Dataset listings of figures:
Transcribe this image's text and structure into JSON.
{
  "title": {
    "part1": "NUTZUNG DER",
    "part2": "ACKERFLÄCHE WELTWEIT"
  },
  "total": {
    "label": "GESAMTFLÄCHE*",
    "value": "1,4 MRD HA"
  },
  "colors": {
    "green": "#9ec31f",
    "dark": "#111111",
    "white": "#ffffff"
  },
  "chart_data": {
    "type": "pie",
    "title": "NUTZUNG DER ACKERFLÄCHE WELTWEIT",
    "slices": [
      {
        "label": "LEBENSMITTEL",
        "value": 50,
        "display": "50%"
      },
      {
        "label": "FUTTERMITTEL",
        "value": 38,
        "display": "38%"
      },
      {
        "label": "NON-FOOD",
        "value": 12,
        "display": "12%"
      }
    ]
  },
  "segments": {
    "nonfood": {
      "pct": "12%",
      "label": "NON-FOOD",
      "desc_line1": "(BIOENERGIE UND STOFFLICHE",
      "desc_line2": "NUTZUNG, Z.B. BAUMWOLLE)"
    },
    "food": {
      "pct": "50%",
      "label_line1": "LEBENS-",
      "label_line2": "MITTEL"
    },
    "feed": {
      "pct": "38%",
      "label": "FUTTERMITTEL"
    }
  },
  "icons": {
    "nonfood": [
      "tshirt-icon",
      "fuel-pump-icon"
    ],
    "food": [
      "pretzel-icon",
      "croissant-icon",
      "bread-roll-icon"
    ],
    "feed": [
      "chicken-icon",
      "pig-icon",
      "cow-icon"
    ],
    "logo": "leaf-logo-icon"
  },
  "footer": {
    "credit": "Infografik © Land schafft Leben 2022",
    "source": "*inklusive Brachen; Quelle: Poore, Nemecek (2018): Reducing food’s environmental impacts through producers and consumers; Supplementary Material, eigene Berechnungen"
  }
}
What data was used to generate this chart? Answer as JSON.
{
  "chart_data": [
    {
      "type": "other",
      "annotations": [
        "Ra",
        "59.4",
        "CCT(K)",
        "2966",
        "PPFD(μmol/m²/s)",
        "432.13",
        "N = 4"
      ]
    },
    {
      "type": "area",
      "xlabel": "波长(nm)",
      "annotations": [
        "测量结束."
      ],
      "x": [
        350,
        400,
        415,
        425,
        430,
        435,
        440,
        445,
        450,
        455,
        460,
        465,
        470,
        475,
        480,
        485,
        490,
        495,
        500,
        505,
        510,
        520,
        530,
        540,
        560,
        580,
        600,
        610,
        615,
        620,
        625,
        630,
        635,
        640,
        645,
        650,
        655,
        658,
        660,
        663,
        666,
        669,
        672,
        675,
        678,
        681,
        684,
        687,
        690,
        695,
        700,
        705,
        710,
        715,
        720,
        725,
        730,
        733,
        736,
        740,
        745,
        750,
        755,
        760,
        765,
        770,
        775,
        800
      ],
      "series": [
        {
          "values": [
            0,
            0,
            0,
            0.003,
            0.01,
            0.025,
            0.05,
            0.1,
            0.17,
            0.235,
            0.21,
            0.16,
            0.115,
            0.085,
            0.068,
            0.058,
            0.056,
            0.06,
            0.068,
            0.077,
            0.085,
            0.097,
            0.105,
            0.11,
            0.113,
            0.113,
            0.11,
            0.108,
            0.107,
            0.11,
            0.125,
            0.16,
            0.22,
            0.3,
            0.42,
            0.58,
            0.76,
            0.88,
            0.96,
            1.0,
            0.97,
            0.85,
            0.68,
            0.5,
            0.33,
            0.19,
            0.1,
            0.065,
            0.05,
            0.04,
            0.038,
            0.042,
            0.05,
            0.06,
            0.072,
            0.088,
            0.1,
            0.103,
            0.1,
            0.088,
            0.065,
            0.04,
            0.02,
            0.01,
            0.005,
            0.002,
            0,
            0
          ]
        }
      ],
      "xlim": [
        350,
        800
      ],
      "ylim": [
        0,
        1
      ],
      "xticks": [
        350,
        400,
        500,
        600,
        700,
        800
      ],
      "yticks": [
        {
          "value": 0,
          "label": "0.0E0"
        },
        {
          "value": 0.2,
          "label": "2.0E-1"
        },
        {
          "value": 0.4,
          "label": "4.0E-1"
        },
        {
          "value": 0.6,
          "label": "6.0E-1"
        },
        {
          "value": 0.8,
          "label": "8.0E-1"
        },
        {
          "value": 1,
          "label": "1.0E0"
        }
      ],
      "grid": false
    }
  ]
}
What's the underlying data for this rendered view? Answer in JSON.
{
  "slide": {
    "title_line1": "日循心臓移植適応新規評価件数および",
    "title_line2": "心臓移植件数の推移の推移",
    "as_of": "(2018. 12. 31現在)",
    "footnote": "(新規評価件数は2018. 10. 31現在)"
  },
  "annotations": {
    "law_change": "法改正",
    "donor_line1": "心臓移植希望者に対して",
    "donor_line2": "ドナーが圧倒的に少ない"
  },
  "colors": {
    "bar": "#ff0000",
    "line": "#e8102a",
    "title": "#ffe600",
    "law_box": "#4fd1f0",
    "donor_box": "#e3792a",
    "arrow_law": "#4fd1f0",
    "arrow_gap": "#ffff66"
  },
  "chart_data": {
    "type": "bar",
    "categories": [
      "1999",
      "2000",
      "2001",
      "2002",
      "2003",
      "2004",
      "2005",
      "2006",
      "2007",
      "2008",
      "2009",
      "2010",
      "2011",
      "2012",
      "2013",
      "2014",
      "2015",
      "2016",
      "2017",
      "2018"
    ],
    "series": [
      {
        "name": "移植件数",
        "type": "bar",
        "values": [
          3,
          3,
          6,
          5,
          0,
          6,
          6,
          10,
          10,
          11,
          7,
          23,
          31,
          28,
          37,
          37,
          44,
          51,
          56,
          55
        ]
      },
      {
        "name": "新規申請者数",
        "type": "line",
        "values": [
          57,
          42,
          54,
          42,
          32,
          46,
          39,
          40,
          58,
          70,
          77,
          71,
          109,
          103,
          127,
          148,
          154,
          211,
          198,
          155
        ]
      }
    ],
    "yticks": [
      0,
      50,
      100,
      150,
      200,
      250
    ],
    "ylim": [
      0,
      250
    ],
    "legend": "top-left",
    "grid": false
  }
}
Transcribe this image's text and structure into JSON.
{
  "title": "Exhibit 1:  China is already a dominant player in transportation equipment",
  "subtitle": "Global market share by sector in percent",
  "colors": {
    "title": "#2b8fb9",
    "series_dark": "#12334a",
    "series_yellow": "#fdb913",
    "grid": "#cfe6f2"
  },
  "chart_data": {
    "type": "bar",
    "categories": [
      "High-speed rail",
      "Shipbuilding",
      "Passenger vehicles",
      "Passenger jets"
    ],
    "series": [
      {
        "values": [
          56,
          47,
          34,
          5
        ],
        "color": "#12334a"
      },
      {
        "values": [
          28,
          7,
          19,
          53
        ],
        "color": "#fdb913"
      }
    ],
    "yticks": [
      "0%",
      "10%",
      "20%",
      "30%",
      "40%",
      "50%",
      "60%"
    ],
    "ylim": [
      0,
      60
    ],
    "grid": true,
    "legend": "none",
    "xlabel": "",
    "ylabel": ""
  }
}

*TASK REQUIREMENTS*:
Extract every entry above as it appears.

*ANSWER TO THIS EXERCISE*:
Transcribe this image's text and structure into JSON.
{
  "title": {
    "part1": "NUTZUNG DER",
    "part2": "ACKERFLÄCHE WELTWEIT"
  },
  "total": {
    "label": "GESAMTFLÄCHE*",
    "value": "1,4 MRD HA"
  },
  "colors": {
    "green": "#9ec31f",
    "dark": "#111111",
    "white": "#ffffff"
  },
  "chart_data": {
    "type": "pie",
    "title": "NUTZUNG DER ACKERFLÄCHE WELTWEIT",
    "slices": [
      {
        "label": "LEBENSMITTEL",
        "value": 50,
        "display": "50%"
      },
      {
        "label": "FUTTERMITTEL",
        "value": 38,
        "display": "38%"
      },
      {
        "label": "NON-FOOD",
        "value": 12,
        "display": "12%"
      }
    ]
  },
  "segments": {
    "nonfood": {
      "pct": "12%",
      "label": "NON-FOOD",
      "desc_line1": "(BIOENERGIE UND STOFFLICHE",
      "desc_line2": "NUTZUNG, Z.B. BAUMWOLLE)"
    },
    "food": {
      "pct": "50%",
      "label_line1": "LEBENS-",
      "label_line2": "MITTEL"
    },
    "feed": {
      "pct": "38%",
      "label": "FUTTERMITTEL"
    }
  },
  "icons": {
    "nonfood": [
      "tshirt-icon",
      "fuel-pump-icon"
    ],
    "food": [
      "pretzel-icon",
      "croissant-icon",
      "bread-roll-icon"
    ],
    "feed": [
      "chicken-icon",
      "pig-icon",
      "cow-icon"
    ],
    "logo": "leaf-logo-icon"
  },
  "footer": {
    "credit": "Infografik © Land schafft Leben 2022",
    "source": "*inklusive Brachen; Quelle: Poore, Nemecek (2018): Reducing food’s environmental impacts through producers and consumers; Supplementary Material, eigene Berechnungen"
  }
}
What data was used to generate this chart? Answer as JSON.
{
  "chart_data": [
    {
      "type": "other",
      "annotations": [
        "Ra",
        "59.4",
        "CCT(K)",
        "2966",
        "PPFD(μmol/m²/s)",
        "432.13",
        "N = 4"
      ]
    },
    {
      "type": "area",
      "xlabel": "波长(nm)",
      "annotations": [
        "测量结束."
      ],
      "x": [
        350,
        400,
        415,
        425,
        430,
        435,
        440,
        445,
        450,
        455,
        460,
        465,
        470,
        475,
        480,
        485,
        490,
        495,
        500,
        505,
        510,
        520,
        530,
        540,
        560,
        580,
        600,
        610,
        615,
        620,
        625,
        630,
        635,
        640,
        645,
        650,
        655,
        658,
        660,
        663,
        666,
        669,
        672,
        675,
        678,
        681,
        684,
        687,
        690,
        695,
        700,
        705,
        710,
        715,
        720,
        725,
        730,
        733,
        736,
        740,
        745,
        750,
        755,
        760,
        765,
        770,
        775,
        800
      ],
      "series": [
        {
          "values": [
            0,
            0,
            0,
            0.003,
            0.01,
            0.025,
            0.05,
            0.1,
            0.17,
            0.235,
            0.21,
            0.16,
            0.115,
            0.085,
            0.068,
            0.058,
            0.056,
            0.06,
            0.068,
            0.077,
            0.085,
            0.097,
            0.105,
            0.11,
            0.113,
            0.113,
            0.11,
            0.108,
            0.107,
            0.11,
            0.125,
            0.16,
            0.22,
            0.3,
            0.42,
            0.58,
            0.76,
            0.88,
            0.96,
            1.0,
            0.97,
            0.85,
            0.68,
            0.5,
            0.33,
            0.19,
            0.1,
            0.065,
            0.05,
            0.04,
            0.038,
            0.042,
            0.05,
            0.06,
            0.072,
            0.088,
            0.1,
            0.103,
            0.1,
            0.088,
            0.065,
            0.04,
            0.02,
            0.01,
            0.005,
            0.002,
            0,
            0
          ]
        }
      ],
      "xlim": [
        350,
        800
      ],
      "ylim": [
        0,
        1
      ],
      "xticks": [
        350,
        400,
        500,
        600,
        700,
        800
      ],
      "yticks": [
        {
          "value": 0,
          "label": "0.0E0"
        },
        {
          "value": 0.2,
          "label": "2.0E-1"
        },
        {
          "value": 0.4,
          "label": "4.0E-1"
        },
        {
          "value": 0.6,
          "label": "6.0E-1"
        },
        {
          "value": 0.8,
          "label": "8.0E-1"
        },
        {
          "value": 1,
          "label": "1.0E0"
        }
      ],
      "grid": false
    }
  ]
}
What's the underlying data for this rendered view? Answer in JSON.
{
  "slide": {
    "title_line1": "日循心臓移植適応新規評価件数および",
    "title_line2": "心臓移植件数の推移の推移",
    "as_of": "(2018. 12. 31現在)",
    "footnote": "(新規評価件数は2018. 10. 31現在)"
  },
  "annotations": {
    "law_change": "法改正",
    "donor_line1": "心臓移植希望者に対して",
    "donor_line2": "ドナーが圧倒的に少ない"
  },
  "colors": {
    "bar": "#ff0000",
    "line": "#e8102a",
    "title": "#ffe600",
    "law_box": "#4fd1f0",
    "donor_box": "#e3792a",
    "arrow_law": "#4fd1f0",
    "arrow_gap": "#ffff66"
  },
  "chart_data": {
    "type": "bar",
    "categories": [
      "1999",
      "2000",
      "2001",
      "2002",
      "2003",
      "2004",
      "2005",
      "2006",
      "2007",
      "2008",
      "2009",
      "2010",
      "2011",
      "2012",
      "2013",
      "2014",
      "2015",
      "2016",
      "2017",
      "2018"
    ],
    "series": [
      {
        "name": "移植件数",
        "type": "bar",
        "values": [
          3,
          3,
          6,
          5,
          0,
          6,
          6,
          10,
          10,
          11,
          7,
          23,
          31,
          28,
          37,
          37,
          44,
          51,
          56,
          55
        ]
      },
      {
        "name": "新規申請者数",
        "type": "line",
        "values": [
          57,
          42,
          54,
          42,
          32,
          46,
          39,
          40,
          58,
          70,
          77,
          71,
          109,
          103,
          127,
          148,
          154,
          211,
          198,
          155
        ]
      }
    ],
    "yticks": [
      0,
      50,
      100,
      150,
      200,
      250
    ],
    "ylim": [
      0,
      250
    ],
    "legend": "top-left",
    "grid": false
  }
}
Transcribe this image's text and structure into JSON.
{
  "title": "Exhibit 1:  China is already a dominant player in transportation equipment",
  "subtitle": "Global market share by sector in percent",
  "colors": {
    "title": "#2b8fb9",
    "series_dark": "#12334a",
    "series_yellow": "#fdb913",
    "grid": "#cfe6f2"
  },
  "chart_data": {
    "type": "bar",
    "categories": [
      "High-speed rail",
      "Shipbuilding",
      "Passenger vehicles",
      "Passenger jets"
    ],
    "series": [
      {
        "values": [
          56,
          47,
          34,
          5
        ],
        "color": "#12334a"
      },
      {
        "values": [
          28,
          7,
          19,
          53
        ],
        "color": "#fdb913"
      }
    ],
    "yticks": [
      "0%",
      "10%",
      "20%",
      "30%",
      "40%",
      "50%",
      "60%"
    ],
    "ylim": [
      0,
      60
    ],
    "grid": true,
    "legend": "none",
    "xlabel": "",
    "ylabel": ""
  }
}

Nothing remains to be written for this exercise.